• [DIRECTIONS] Find the string "value" in the listing and report every line that has it.
═════ DATASET EXTRACT
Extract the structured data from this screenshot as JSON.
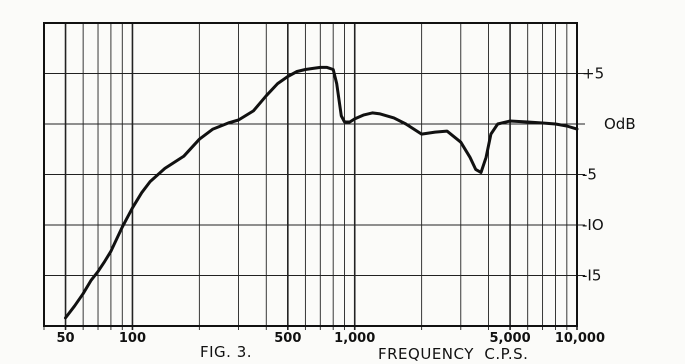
{
  "chart_data": {
    "type": "line",
    "figure_label": "FIG. 3.",
    "xlabel": "FREQUENCY  C.P.S.",
    "x_scale": "log",
    "xlim": [
      40,
      10000
    ],
    "ylim": [
      -20,
      10
    ],
    "grid": true,
    "x_tick_labels": [
      {
        "value": 50,
        "label": "50"
      },
      {
        "value": 100,
        "label": "100"
      },
      {
        "value": 500,
        "label": "500"
      },
      {
        "value": 1000,
        "label": "1,000"
      },
      {
        "value": 5000,
        "label": "5,000"
      },
      {
        "value": 10000,
        "label": "10,000"
      }
    ],
    "y_tick_labels": [
      {
        "value": 5,
        "label": "+5"
      },
      {
        "value": 0,
        "label": "OdB"
      },
      {
        "value": -5,
        "label": "-5"
      },
      {
        "value": -10,
        "label": "-IO"
      },
      {
        "value": -15,
        "label": "-I5"
      }
    ],
    "series": [
      {
        "x": [
          50,
          55,
          60,
          65,
          70,
          75,
          80,
          90,
          100,
          110,
          120,
          140,
          170,
          200,
          230,
          270,
          300,
          350,
          400,
          450,
          500,
          550,
          600,
          650,
          700,
          750,
          800,
          830,
          870,
          900,
          950,
          1000,
          1100,
          1200,
          1300,
          1500,
          1700,
          2000,
          2300,
          2600,
          3000,
          3300,
          3500,
          3700,
          3900,
          4100,
          4400,
          5000,
          6000,
          7000,
          8000,
          9000,
          10000
        ],
        "y": [
          -19.2,
          -18.0,
          -16.8,
          -15.5,
          -14.6,
          -13.6,
          -12.6,
          -10.2,
          -8.3,
          -6.8,
          -5.7,
          -4.4,
          -3.2,
          -1.5,
          -0.5,
          0.1,
          0.4,
          1.3,
          2.8,
          4.0,
          4.7,
          5.2,
          5.4,
          5.5,
          5.6,
          5.6,
          5.4,
          4.0,
          0.8,
          0.2,
          0.2,
          0.5,
          0.9,
          1.1,
          1.0,
          0.6,
          0.0,
          -1.0,
          -0.8,
          -0.7,
          -1.8,
          -3.3,
          -4.5,
          -4.8,
          -3.3,
          -1.0,
          0.0,
          0.3,
          0.2,
          0.1,
          0.0,
          -0.2,
          -0.5
        ]
      }
    ]
  }
}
══════════
• [WRITTEN ANSWER]
        "value": 50,
        "value": 100,
        "value": 500,
        "value": 1000,
        "value": 5000,
        "value": 10000,
        "value": 5,
        "value": 0,
        "value": -5,
        "value": -10,
        "value": -15,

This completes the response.